▶ **What the task asks**: Return all the data below as it stands, minus the pictures.

Records from a dataset:
[start]

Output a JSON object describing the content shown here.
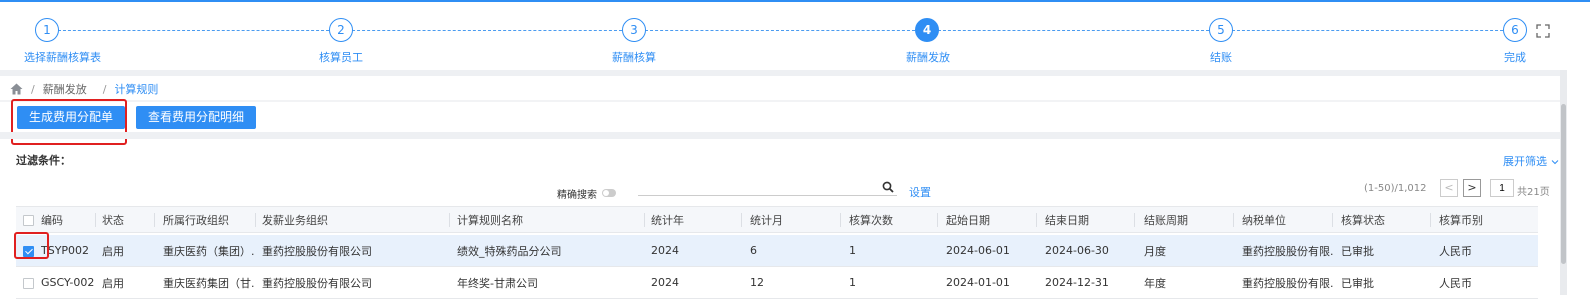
{
  "stepper": {
    "steps": [
      {
        "number": "1",
        "label": "选择薪酬核算表"
      },
      {
        "number": "2",
        "label": "核算员工"
      },
      {
        "number": "3",
        "label": "薪酬核算"
      },
      {
        "number": "4",
        "label": "薪酬发放"
      },
      {
        "number": "5",
        "label": "结账"
      },
      {
        "number": "6",
        "label": "完成"
      }
    ],
    "active_step": 4
  },
  "breadcrumb": {
    "separator": "/",
    "items": [
      "薪酬发放",
      "计算规则"
    ]
  },
  "toolbar": {
    "generate_label": "生成费用分配单",
    "view_label": "查看费用分配明细"
  },
  "filter": {
    "title": "过滤条件：",
    "expand_label": "展开筛选",
    "precise_label": "精确搜索",
    "search_placeholder": "",
    "settings_label": "设置"
  },
  "pager": {
    "range": "(1-50)/1,012",
    "prev": "<",
    "next": ">",
    "current_page": "1",
    "total_pages": "共21页"
  },
  "table": {
    "columns": [
      "编码",
      "状态",
      "所属行政组织",
      "发薪业务组织",
      "计算规则名称",
      "统计年",
      "统计月",
      "核算次数",
      "起始日期",
      "结束日期",
      "结账周期",
      "纳税单位",
      "核算状态",
      "核算币别"
    ],
    "rows": [
      {
        "checked": true,
        "cells": [
          "TSYP002",
          "启用",
          "重庆医药（集团）...",
          "重药控股股份有限公司",
          "绩效_特殊药品分公司",
          "2024",
          "6",
          "1",
          "2024-06-01",
          "2024-06-30",
          "月度",
          "重药控股股份有限...",
          "已审批",
          "人民币"
        ]
      },
      {
        "checked": false,
        "cells": [
          "GSCY-002",
          "启用",
          "重庆医药集团（甘...",
          "重药控股股份有限公司",
          "年终奖-甘肃公司",
          "2024",
          "12",
          "1",
          "2024-01-01",
          "2024-12-31",
          "年度",
          "重药控股股份有限...",
          "已审批",
          "人民币"
        ]
      }
    ]
  },
  "colors": {
    "accent": "#2f8ef4",
    "highlight": "#e02020"
  }
}
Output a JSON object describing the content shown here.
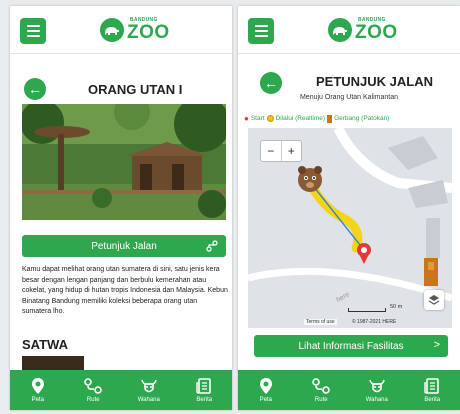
{
  "brand": {
    "small": "BANDUNG",
    "big": "ZOO",
    "green": "#2ea84f"
  },
  "left": {
    "title": "ORANG UTAN I",
    "button_label": "Petunjuk Jalan",
    "description": "Kamu dapat melihat orang utan sumatera di sini, satu jenis kera besar dengan lengan panjang dan berbulu kemerahan atau cokelat, yang hidup di hutan tropis Indonesia dan Malaysia. Kebun Binatang Bandung memiliki koleksi beberapa orang utan sumatera lho.",
    "section_title": "SATWA"
  },
  "right": {
    "title": "PETUNJUK JALAN",
    "subtitle": "Menuju Orang Utan Kalimantan",
    "legend": {
      "start": "Start",
      "realtime": "Dilalui (Realtime)",
      "gate": "Gerbang (Patokan)"
    },
    "map": {
      "zoom_out": "−",
      "zoom_in": "+",
      "scale": "50 m",
      "terms": "Terms of use",
      "copyright": "© 1987-2021 HERE",
      "watermark": "here"
    },
    "button_label": "Lihat Informasi Fasilitas",
    "button_arrow": ">"
  },
  "nav": [
    {
      "label": "Peta",
      "icon": "map-pin-icon"
    },
    {
      "label": "Rute",
      "icon": "route-icon"
    },
    {
      "label": "Wahana",
      "icon": "bull-head-icon"
    },
    {
      "label": "Berita",
      "icon": "newspaper-icon"
    }
  ]
}
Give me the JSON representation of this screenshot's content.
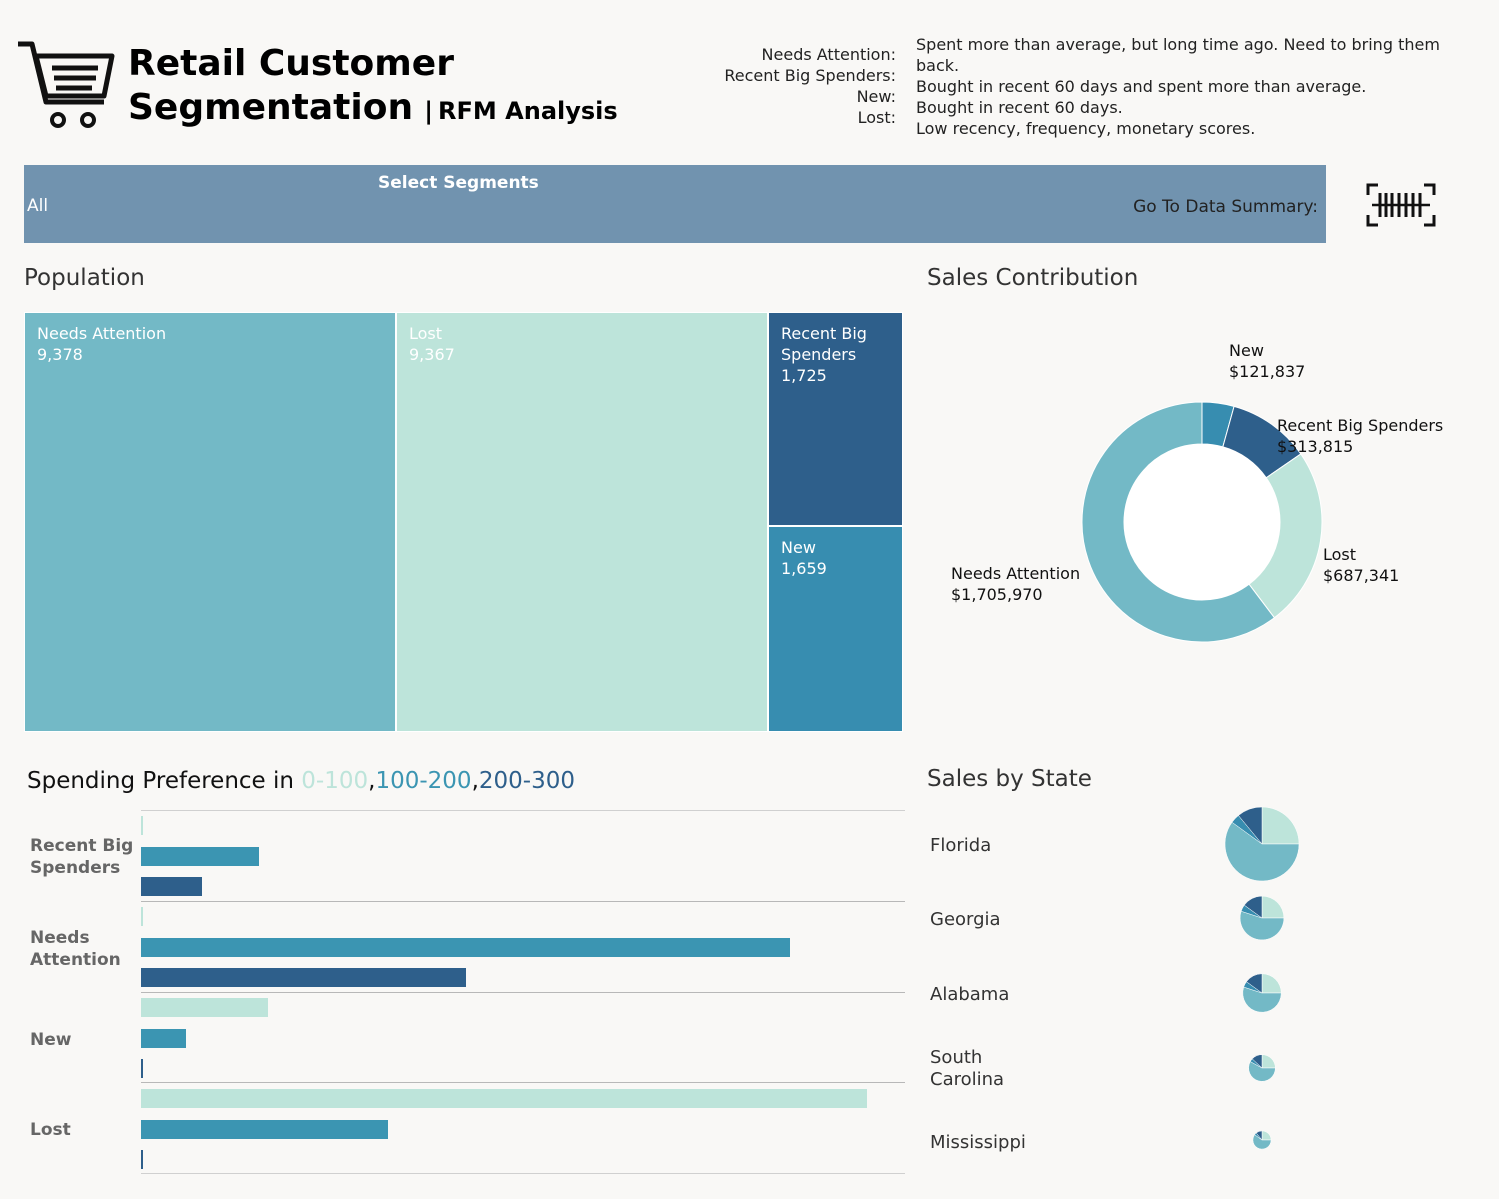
{
  "header": {
    "title_line1": "Retail Customer",
    "title_line2": "Segmentation",
    "separator": "|",
    "subtitle": "RFM Analysis",
    "icon": "shopping-cart-icon"
  },
  "definitions": [
    {
      "key": "Needs Attention:",
      "desc": "Spent more than average, but long time ago. Need to bring them back."
    },
    {
      "key": "Recent Big Spenders:",
      "desc": "Bought in recent 60 days and spent more than average."
    },
    {
      "key": "New:",
      "desc": "Bought in recent 60 days."
    },
    {
      "key": "Lost:",
      "desc": "Low recency, frequency, monetary scores."
    }
  ],
  "filter_bar": {
    "title": "Select Segments",
    "selected_value": "All",
    "go_label": "Go To Data Summary:",
    "go_icon": "barcode-scan-icon"
  },
  "colors": {
    "needs_attention": "#73b9c6",
    "lost": "#bde4da",
    "recent_big": "#2e5f8b",
    "new": "#378db0",
    "mid_teal": "#3b95b2",
    "banner": "#7193af"
  },
  "population": {
    "title": "Population",
    "tiles": [
      {
        "name": "Needs Attention",
        "value": "9,378"
      },
      {
        "name": "Lost",
        "value": "9,367"
      },
      {
        "name_line1": "Recent Big",
        "name_line2": "Spenders",
        "value": "1,725"
      },
      {
        "name": "New",
        "value": "1,659"
      }
    ]
  },
  "sales_contribution": {
    "title": "Sales Contribution",
    "labels": [
      {
        "name": "New",
        "value": "$121,837"
      },
      {
        "name": "Recent Big Spenders",
        "value": "$313,815"
      },
      {
        "name": "Lost",
        "value": "$687,341"
      },
      {
        "name": "Needs Attention",
        "value": "$1,705,970"
      }
    ]
  },
  "spending": {
    "title_prefix": "Spending Preference in ",
    "range1": "0-100",
    "comma1": ",",
    "range2": "100-200",
    "comma2": ",",
    "range3": "200-300"
  },
  "sales_by_state": {
    "title": "Sales by State",
    "states": [
      {
        "name": "Florida"
      },
      {
        "name": "Georgia"
      },
      {
        "name": "Alabama"
      },
      {
        "name_line1": "South",
        "name_line2": "Carolina"
      },
      {
        "name": "Mississippi"
      }
    ]
  },
  "chart_data": [
    {
      "type": "treemap",
      "title": "Population",
      "categories": [
        "Needs Attention",
        "Lost",
        "Recent Big Spenders",
        "New"
      ],
      "values": [
        9378,
        9367,
        1725,
        1659
      ]
    },
    {
      "type": "pie",
      "title": "Sales Contribution",
      "categories": [
        "New",
        "Recent Big Spenders",
        "Lost",
        "Needs Attention"
      ],
      "values": [
        121837,
        313815,
        687341,
        1705970
      ]
    },
    {
      "type": "bar",
      "title": "Spending Preference in 0-100,100-200,200-300",
      "categories": [
        "Recent Big Spenders",
        "Needs Attention",
        "New",
        "Lost"
      ],
      "series": [
        {
          "name": "0-100",
          "values": [
            1,
            1,
            100,
            570
          ]
        },
        {
          "name": "100-200",
          "values": [
            93,
            510,
            35,
            194
          ]
        },
        {
          "name": "200-300",
          "values": [
            48,
            255,
            1,
            1
          ]
        }
      ]
    },
    {
      "type": "pie",
      "title": "Sales by State",
      "categories": [
        "Florida",
        "Georgia",
        "Alabama",
        "South Carolina",
        "Mississippi"
      ],
      "series": [
        {
          "name": "Florida",
          "total": 1.0,
          "slices": [
            0.25,
            0.6,
            0.04,
            0.11
          ]
        },
        {
          "name": "Georgia",
          "total": 0.35,
          "slices": [
            0.25,
            0.55,
            0.05,
            0.15
          ]
        },
        {
          "name": "Alabama",
          "total": 0.27,
          "slices": [
            0.25,
            0.55,
            0.05,
            0.15
          ]
        },
        {
          "name": "South Carolina",
          "total": 0.13,
          "slices": [
            0.25,
            0.58,
            0.04,
            0.13
          ]
        },
        {
          "name": "Mississippi",
          "total": 0.06,
          "slices": [
            0.25,
            0.6,
            0.04,
            0.11
          ]
        }
      ]
    }
  ]
}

[end]

▶ **Result of this task**:
Output a JSON object describing the content shown here.
{
  "stepper": {
    "steps": [
      {
        "number": "1",
        "label": "选择薪酬核算表"
      },
      {
        "number": "2",
        "label": "核算员工"
      },
      {
        "number": "3",
        "label": "薪酬核算"
      },
      {
        "number": "4",
        "label": "薪酬发放"
      },
      {
        "number": "5",
        "label": "结账"
      },
      {
        "number": "6",
        "label": "完成"
      }
    ],
    "active_step": 4
  },
  "breadcrumb": {
    "separator": "/",
    "items": [
      "薪酬发放",
      "计算规则"
    ]
  },
  "toolbar": {
    "generate_label": "生成费用分配单",
    "view_label": "查看费用分配明细"
  },
  "filter": {
    "title": "过滤条件：",
    "expand_label": "展开筛选",
    "precise_label": "精确搜索",
    "search_placeholder": "",
    "settings_label": "设置"
  },
  "pager": {
    "range": "(1-50)/1,012",
    "prev": "<",
    "next": ">",
    "current_page": "1",
    "total_pages": "共21页"
  },
  "table": {
    "columns": [
      "编码",
      "状态",
      "所属行政组织",
      "发薪业务组织",
      "计算规则名称",
      "统计年",
      "统计月",
      "核算次数",
      "起始日期",
      "结束日期",
      "结账周期",
      "纳税单位",
      "核算状态",
      "核算币别"
    ],
    "rows": [
      {
        "checked": true,
        "cells": [
          "TSYP002",
          "启用",
          "重庆医药（集团）...",
          "重药控股股份有限公司",
          "绩效_特殊药品分公司",
          "2024",
          "6",
          "1",
          "2024-06-01",
          "2024-06-30",
          "月度",
          "重药控股股份有限...",
          "已审批",
          "人民币"
        ]
      },
      {
        "checked": false,
        "cells": [
          "GSCY-002",
          "启用",
          "重庆医药集团（甘...",
          "重药控股股份有限公司",
          "年终奖-甘肃公司",
          "2024",
          "12",
          "1",
          "2024-01-01",
          "2024-12-31",
          "年度",
          "重药控股股份有限...",
          "已审批",
          "人民币"
        ]
      }
    ]
  },
  "colors": {
    "accent": "#2f8ef4",
    "highlight": "#e02020"
  }
}
Output a JSON object describing the content shown here.
{
  "brand": {
    "small": "BANDUNG",
    "big": "ZOO",
    "green": "#2ea84f"
  },
  "left": {
    "title": "ORANG UTAN I",
    "button_label": "Petunjuk Jalan",
    "description": "Kamu dapat melihat orang utan sumatera di sini, satu jenis kera besar dengan lengan panjang dan berbulu kemerahan atau cokelat, yang hidup di hutan tropis Indonesia dan Malaysia. Kebun Binatang Bandung memiliki koleksi beberapa orang utan sumatera lho.",
    "section_title": "SATWA"
  },
  "right": {
    "title": "PETUNJUK JALAN",
    "subtitle": "Menuju Orang Utan Kalimantan",
    "legend": {
      "start": "Start",
      "realtime": "Dilalui (Realtime)",
      "gate": "Gerbang (Patokan)"
    },
    "map": {
      "zoom_out": "−",
      "zoom_in": "+",
      "scale": "50 m",
      "terms": "Terms of use",
      "copyright": "© 1987-2021 HERE",
      "watermark": "here"
    },
    "button_label": "Lihat Informasi Fasilitas",
    "button_arrow": ">"
  },
  "nav": [
    {
      "label": "Peta",
      "icon": "map-pin-icon"
    },
    {
      "label": "Rute",
      "icon": "route-icon"
    },
    {
      "label": "Wahana",
      "icon": "bull-head-icon"
    },
    {
      "label": "Berita",
      "icon": "newspaper-icon"
    }
  ]
}
Give me the JSON representation of this screenshot's content.
{
  "header": {
    "title_line1": "Retail Customer",
    "title_line2": "Segmentation",
    "separator": "|",
    "subtitle": "RFM Analysis",
    "icon": "shopping-cart-icon"
  },
  "definitions": [
    {
      "key": "Needs Attention:",
      "desc": "Spent more than average, but long time ago. Need to bring them back."
    },
    {
      "key": "Recent Big Spenders:",
      "desc": "Bought in recent 60 days and spent more than average."
    },
    {
      "key": "New:",
      "desc": "Bought in recent 60 days."
    },
    {
      "key": "Lost:",
      "desc": "Low recency, frequency, monetary scores."
    }
  ],
  "filter_bar": {
    "title": "Select Segments",
    "selected_value": "All",
    "go_label": "Go To Data Summary:",
    "go_icon": "barcode-scan-icon"
  },
  "colors": {
    "needs_attention": "#73b9c6",
    "lost": "#bde4da",
    "recent_big": "#2e5f8b",
    "new": "#378db0",
    "mid_teal": "#3b95b2",
    "banner": "#7193af"
  },
  "population": {
    "title": "Population",
    "tiles": [
      {
        "name": "Needs Attention",
        "value": "9,378"
      },
      {
        "name": "Lost",
        "value": "9,367"
      },
      {
        "name_line1": "Recent Big",
        "name_line2": "Spenders",
        "value": "1,725"
      },
      {
        "name": "New",
        "value": "1,659"
      }
    ]
  },
  "sales_contribution": {
    "title": "Sales Contribution",
    "labels": [
      {
        "name": "New",
        "value": "$121,837"
      },
      {
        "name": "Recent Big Spenders",
        "value": "$313,815"
      },
      {
        "name": "Lost",
        "value": "$687,341"
      },
      {
        "name": "Needs Attention",
        "value": "$1,705,970"
      }
    ]
  },
  "spending": {
    "title_prefix": "Spending Preference in ",
    "range1": "0-100",
    "comma1": ",",
    "range2": "100-200",
    "comma2": ",",
    "range3": "200-300"
  },
  "sales_by_state": {
    "title": "Sales by State",
    "states": [
      {
        "name": "Florida"
      },
      {
        "name": "Georgia"
      },
      {
        "name": "Alabama"
      },
      {
        "name_line1": "South",
        "name_line2": "Carolina"
      },
      {
        "name": "Mississippi"
      }
    ]
  },
  "chart_data": [
    {
      "type": "treemap",
      "title": "Population",
      "categories": [
        "Needs Attention",
        "Lost",
        "Recent Big Spenders",
        "New"
      ],
      "values": [
        9378,
        9367,
        1725,
        1659
      ]
    },
    {
      "type": "pie",
      "title": "Sales Contribution",
      "categories": [
        "New",
        "Recent Big Spenders",
        "Lost",
        "Needs Attention"
      ],
      "values": [
        121837,
        313815,
        687341,
        1705970
      ]
    },
    {
      "type": "bar",
      "title": "Spending Preference in 0-100,100-200,200-300",
      "categories": [
        "Recent Big Spenders",
        "Needs Attention",
        "New",
        "Lost"
      ],
      "series": [
        {
          "name": "0-100",
          "values": [
            1,
            1,
            100,
            570
          ]
        },
        {
          "name": "100-200",
          "values": [
            93,
            510,
            35,
            194
          ]
        },
        {
          "name": "200-300",
          "values": [
            48,
            255,
            1,
            1
          ]
        }
      ]
    },
    {
      "type": "pie",
      "title": "Sales by State",
      "categories": [
        "Florida",
        "Georgia",
        "Alabama",
        "South Carolina",
        "Mississippi"
      ],
      "series": [
        {
          "name": "Florida",
          "total": 1.0,
          "slices": [
            0.25,
            0.6,
            0.04,
            0.11
          ]
        },
        {
          "name": "Georgia",
          "total": 0.35,
          "slices": [
            0.25,
            0.55,
            0.05,
            0.15
          ]
        },
        {
          "name": "Alabama",
          "total": 0.27,
          "slices": [
            0.25,
            0.55,
            0.05,
            0.15
          ]
        },
        {
          "name": "South Carolina",
          "total": 0.13,
          "slices": [
            0.25,
            0.58,
            0.04,
            0.13
          ]
        },
        {
          "name": "Mississippi",
          "total": 0.06,
          "slices": [
            0.25,
            0.6,
            0.04,
            0.11
          ]
        }
      ]
    }
  ]
}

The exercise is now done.